--- Records shown ---

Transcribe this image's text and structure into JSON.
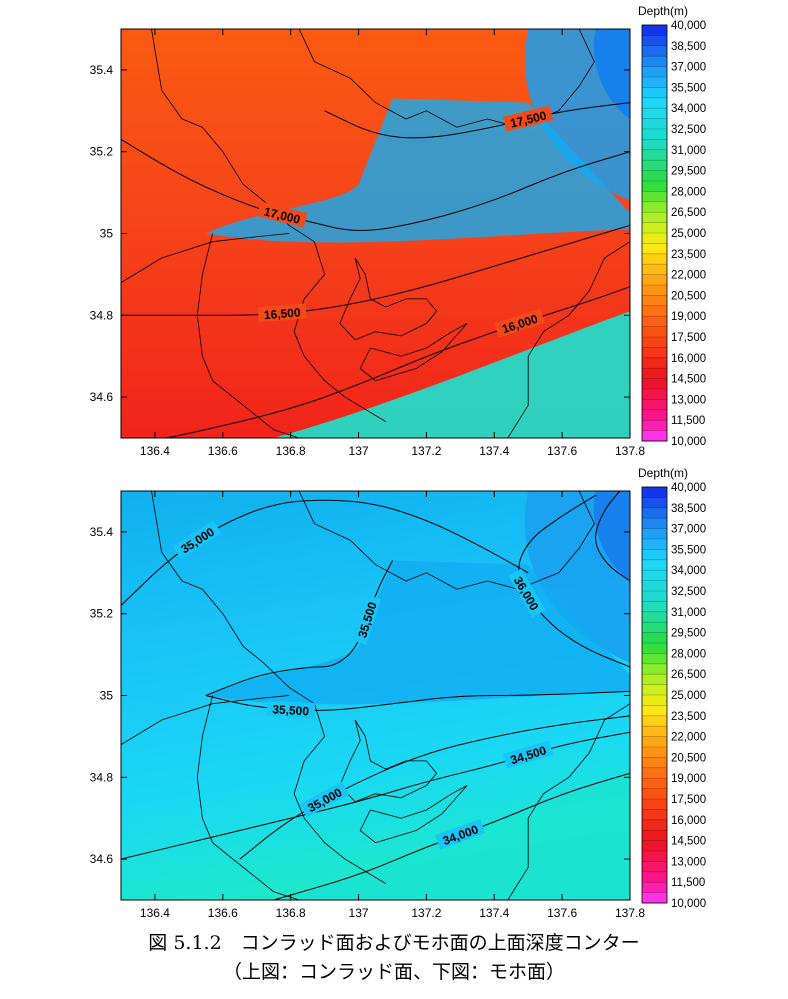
{
  "chart_data": [
    {
      "type": "heatmap",
      "name": "conrad",
      "xlim": [
        136.3,
        137.8
      ],
      "ylim": [
        34.5,
        35.5
      ],
      "xticks": [
        "136.4",
        "136.6",
        "136.8",
        "137",
        "137.2",
        "137.4",
        "137.6",
        "137.8"
      ],
      "yticks": [
        "34.6",
        "34.8",
        "35",
        "35.2",
        "35.4"
      ],
      "colorbar_title": "Depth(m)",
      "colorbar_range": [
        10000,
        40000
      ],
      "contours": [
        {
          "level": 16000,
          "label": "16,000",
          "points": [
            [
              136.3,
              34.48
            ],
            [
              136.5,
              34.51
            ],
            [
              136.8,
              34.57
            ],
            [
              137.0,
              34.63
            ],
            [
              137.2,
              34.7
            ],
            [
              137.4,
              34.76
            ],
            [
              137.55,
              34.8
            ],
            [
              137.7,
              34.84
            ],
            [
              137.8,
              34.87
            ]
          ]
        },
        {
          "level": 16500,
          "label": "16,500",
          "points": [
            [
              136.3,
              34.8
            ],
            [
              136.5,
              34.8
            ],
            [
              136.7,
              34.8
            ],
            [
              136.85,
              34.81
            ],
            [
              137.0,
              34.83
            ],
            [
              137.2,
              34.87
            ],
            [
              137.4,
              34.92
            ],
            [
              137.6,
              34.97
            ],
            [
              137.8,
              35.02
            ]
          ]
        },
        {
          "level": 17000,
          "label": "17,000",
          "points": [
            [
              136.3,
              35.23
            ],
            [
              136.5,
              35.13
            ],
            [
              136.7,
              35.06
            ],
            [
              136.85,
              35.03
            ],
            [
              137.0,
              35.0
            ],
            [
              137.2,
              35.03
            ],
            [
              137.4,
              35.08
            ],
            [
              137.6,
              35.15
            ],
            [
              137.8,
              35.2
            ]
          ]
        },
        {
          "level": 17500,
          "label": "17,500",
          "points": [
            [
              136.9,
              35.3
            ],
            [
              137.05,
              35.24
            ],
            [
              137.2,
              35.23
            ],
            [
              137.4,
              35.26
            ],
            [
              137.6,
              35.3
            ],
            [
              137.8,
              35.32
            ]
          ]
        }
      ]
    },
    {
      "type": "heatmap",
      "name": "moho",
      "xlim": [
        136.3,
        137.8
      ],
      "ylim": [
        34.5,
        35.5
      ],
      "xticks": [
        "136.4",
        "136.6",
        "136.8",
        "137",
        "137.2",
        "137.4",
        "137.6",
        "137.8"
      ],
      "yticks": [
        "34.6",
        "34.8",
        "35",
        "35.2",
        "35.4"
      ],
      "colorbar_title": "Depth(m)",
      "colorbar_range": [
        10000,
        40000
      ],
      "contours": [
        {
          "level": 34000,
          "label": "34,000",
          "points": [
            [
              136.75,
              34.5
            ],
            [
              137.0,
              34.56
            ],
            [
              137.2,
              34.63
            ],
            [
              137.4,
              34.69
            ],
            [
              137.6,
              34.76
            ],
            [
              137.8,
              34.81
            ]
          ]
        },
        {
          "level": 34500,
          "label": "34,500",
          "points": [
            [
              136.3,
              34.6
            ],
            [
              136.6,
              34.66
            ],
            [
              136.8,
              34.7
            ],
            [
              137.0,
              34.74
            ],
            [
              137.2,
              34.79
            ],
            [
              137.4,
              34.83
            ],
            [
              137.6,
              34.88
            ],
            [
              137.8,
              34.91
            ]
          ]
        },
        {
          "level": 35000,
          "label": "35,000",
          "points": [
            [
              136.3,
              35.22
            ],
            [
              136.45,
              35.34
            ],
            [
              136.6,
              35.42
            ],
            [
              136.75,
              35.47
            ],
            [
              136.9,
              35.48
            ],
            [
              137.05,
              35.47
            ],
            [
              137.2,
              35.43
            ],
            [
              137.35,
              35.37
            ],
            [
              137.5,
              35.3
            ]
          ]
        },
        {
          "level": 35000,
          "label": "35,000",
          "points": [
            [
              136.65,
              34.6
            ],
            [
              136.8,
              34.7
            ],
            [
              137.0,
              34.79
            ],
            [
              137.2,
              34.86
            ],
            [
              137.4,
              34.9
            ],
            [
              137.6,
              34.93
            ],
            [
              137.8,
              34.95
            ]
          ]
        },
        {
          "level": 35500,
          "label": "35,500",
          "points": [
            [
              136.55,
              35.0
            ],
            [
              136.7,
              35.05
            ],
            [
              136.85,
              35.07
            ],
            [
              136.93,
              35.07
            ],
            [
              137.0,
              35.12
            ],
            [
              137.05,
              35.25
            ],
            [
              137.1,
              35.33
            ]
          ]
        },
        {
          "level": 35500,
          "label": "35,500",
          "points": [
            [
              136.55,
              35.0
            ],
            [
              136.7,
              34.97
            ],
            [
              136.9,
              34.96
            ],
            [
              137.1,
              34.98
            ],
            [
              137.3,
              35.0
            ],
            [
              137.5,
              35.0
            ],
            [
              137.8,
              35.01
            ]
          ]
        },
        {
          "level": 36000,
          "label": "36,000",
          "points": [
            [
              137.8,
              35.07
            ],
            [
              137.65,
              35.12
            ],
            [
              137.53,
              35.2
            ],
            [
              137.46,
              35.3
            ],
            [
              137.5,
              35.38
            ],
            [
              137.6,
              35.44
            ],
            [
              137.7,
              35.49
            ]
          ]
        },
        {
          "level": 36500,
          "label": "",
          "points": [
            [
              137.8,
              35.28
            ],
            [
              137.73,
              35.32
            ],
            [
              137.69,
              35.38
            ],
            [
              137.72,
              35.45
            ],
            [
              137.77,
              35.5
            ]
          ]
        }
      ]
    }
  ],
  "caption": {
    "line1": "図 5.1.2　コンラッド面およびモホ面の上面深度コンター",
    "line2": "（上図：コンラッド面、下図：モホ面）"
  },
  "colors": {
    "conrad_base": "#f74a14",
    "moho_base": "#16c8f6",
    "axis": "#000000"
  }
}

--- Request ---
Copy out all the entries exactly. Images stay out of the copy.

--- Right answer ---
Transcribe this image's text and structure into JSON.
{
  "chart_data": [
    {
      "type": "heatmap",
      "name": "conrad",
      "xlim": [
        136.3,
        137.8
      ],
      "ylim": [
        34.5,
        35.5
      ],
      "xticks": [
        "136.4",
        "136.6",
        "136.8",
        "137",
        "137.2",
        "137.4",
        "137.6",
        "137.8"
      ],
      "yticks": [
        "34.6",
        "34.8",
        "35",
        "35.2",
        "35.4"
      ],
      "colorbar_title": "Depth(m)",
      "colorbar_range": [
        10000,
        40000
      ],
      "contours": [
        {
          "level": 16000,
          "label": "16,000",
          "points": [
            [
              136.3,
              34.48
            ],
            [
              136.5,
              34.51
            ],
            [
              136.8,
              34.57
            ],
            [
              137.0,
              34.63
            ],
            [
              137.2,
              34.7
            ],
            [
              137.4,
              34.76
            ],
            [
              137.55,
              34.8
            ],
            [
              137.7,
              34.84
            ],
            [
              137.8,
              34.87
            ]
          ]
        },
        {
          "level": 16500,
          "label": "16,500",
          "points": [
            [
              136.3,
              34.8
            ],
            [
              136.5,
              34.8
            ],
            [
              136.7,
              34.8
            ],
            [
              136.85,
              34.81
            ],
            [
              137.0,
              34.83
            ],
            [
              137.2,
              34.87
            ],
            [
              137.4,
              34.92
            ],
            [
              137.6,
              34.97
            ],
            [
              137.8,
              35.02
            ]
          ]
        },
        {
          "level": 17000,
          "label": "17,000",
          "points": [
            [
              136.3,
              35.23
            ],
            [
              136.5,
              35.13
            ],
            [
              136.7,
              35.06
            ],
            [
              136.85,
              35.03
            ],
            [
              137.0,
              35.0
            ],
            [
              137.2,
              35.03
            ],
            [
              137.4,
              35.08
            ],
            [
              137.6,
              35.15
            ],
            [
              137.8,
              35.2
            ]
          ]
        },
        {
          "level": 17500,
          "label": "17,500",
          "points": [
            [
              136.9,
              35.3
            ],
            [
              137.05,
              35.24
            ],
            [
              137.2,
              35.23
            ],
            [
              137.4,
              35.26
            ],
            [
              137.6,
              35.3
            ],
            [
              137.8,
              35.32
            ]
          ]
        }
      ]
    },
    {
      "type": "heatmap",
      "name": "moho",
      "xlim": [
        136.3,
        137.8
      ],
      "ylim": [
        34.5,
        35.5
      ],
      "xticks": [
        "136.4",
        "136.6",
        "136.8",
        "137",
        "137.2",
        "137.4",
        "137.6",
        "137.8"
      ],
      "yticks": [
        "34.6",
        "34.8",
        "35",
        "35.2",
        "35.4"
      ],
      "colorbar_title": "Depth(m)",
      "colorbar_range": [
        10000,
        40000
      ],
      "contours": [
        {
          "level": 34000,
          "label": "34,000",
          "points": [
            [
              136.75,
              34.5
            ],
            [
              137.0,
              34.56
            ],
            [
              137.2,
              34.63
            ],
            [
              137.4,
              34.69
            ],
            [
              137.6,
              34.76
            ],
            [
              137.8,
              34.81
            ]
          ]
        },
        {
          "level": 34500,
          "label": "34,500",
          "points": [
            [
              136.3,
              34.6
            ],
            [
              136.6,
              34.66
            ],
            [
              136.8,
              34.7
            ],
            [
              137.0,
              34.74
            ],
            [
              137.2,
              34.79
            ],
            [
              137.4,
              34.83
            ],
            [
              137.6,
              34.88
            ],
            [
              137.8,
              34.91
            ]
          ]
        },
        {
          "level": 35000,
          "label": "35,000",
          "points": [
            [
              136.3,
              35.22
            ],
            [
              136.45,
              35.34
            ],
            [
              136.6,
              35.42
            ],
            [
              136.75,
              35.47
            ],
            [
              136.9,
              35.48
            ],
            [
              137.05,
              35.47
            ],
            [
              137.2,
              35.43
            ],
            [
              137.35,
              35.37
            ],
            [
              137.5,
              35.3
            ]
          ]
        },
        {
          "level": 35000,
          "label": "35,000",
          "points": [
            [
              136.65,
              34.6
            ],
            [
              136.8,
              34.7
            ],
            [
              137.0,
              34.79
            ],
            [
              137.2,
              34.86
            ],
            [
              137.4,
              34.9
            ],
            [
              137.6,
              34.93
            ],
            [
              137.8,
              34.95
            ]
          ]
        },
        {
          "level": 35500,
          "label": "35,500",
          "points": [
            [
              136.55,
              35.0
            ],
            [
              136.7,
              35.05
            ],
            [
              136.85,
              35.07
            ],
            [
              136.93,
              35.07
            ],
            [
              137.0,
              35.12
            ],
            [
              137.05,
              35.25
            ],
            [
              137.1,
              35.33
            ]
          ]
        },
        {
          "level": 35500,
          "label": "35,500",
          "points": [
            [
              136.55,
              35.0
            ],
            [
              136.7,
              34.97
            ],
            [
              136.9,
              34.96
            ],
            [
              137.1,
              34.98
            ],
            [
              137.3,
              35.0
            ],
            [
              137.5,
              35.0
            ],
            [
              137.8,
              35.01
            ]
          ]
        },
        {
          "level": 36000,
          "label": "36,000",
          "points": [
            [
              137.8,
              35.07
            ],
            [
              137.65,
              35.12
            ],
            [
              137.53,
              35.2
            ],
            [
              137.46,
              35.3
            ],
            [
              137.5,
              35.38
            ],
            [
              137.6,
              35.44
            ],
            [
              137.7,
              35.49
            ]
          ]
        },
        {
          "level": 36500,
          "label": "",
          "points": [
            [
              137.8,
              35.28
            ],
            [
              137.73,
              35.32
            ],
            [
              137.69,
              35.38
            ],
            [
              137.72,
              35.45
            ],
            [
              137.77,
              35.5
            ]
          ]
        }
      ]
    }
  ],
  "caption": {
    "line1": "図 5.1.2　コンラッド面およびモホ面の上面深度コンター",
    "line2": "（上図：コンラッド面、下図：モホ面）"
  },
  "colors": {
    "conrad_base": "#f74a14",
    "moho_base": "#16c8f6",
    "axis": "#000000"
  }
}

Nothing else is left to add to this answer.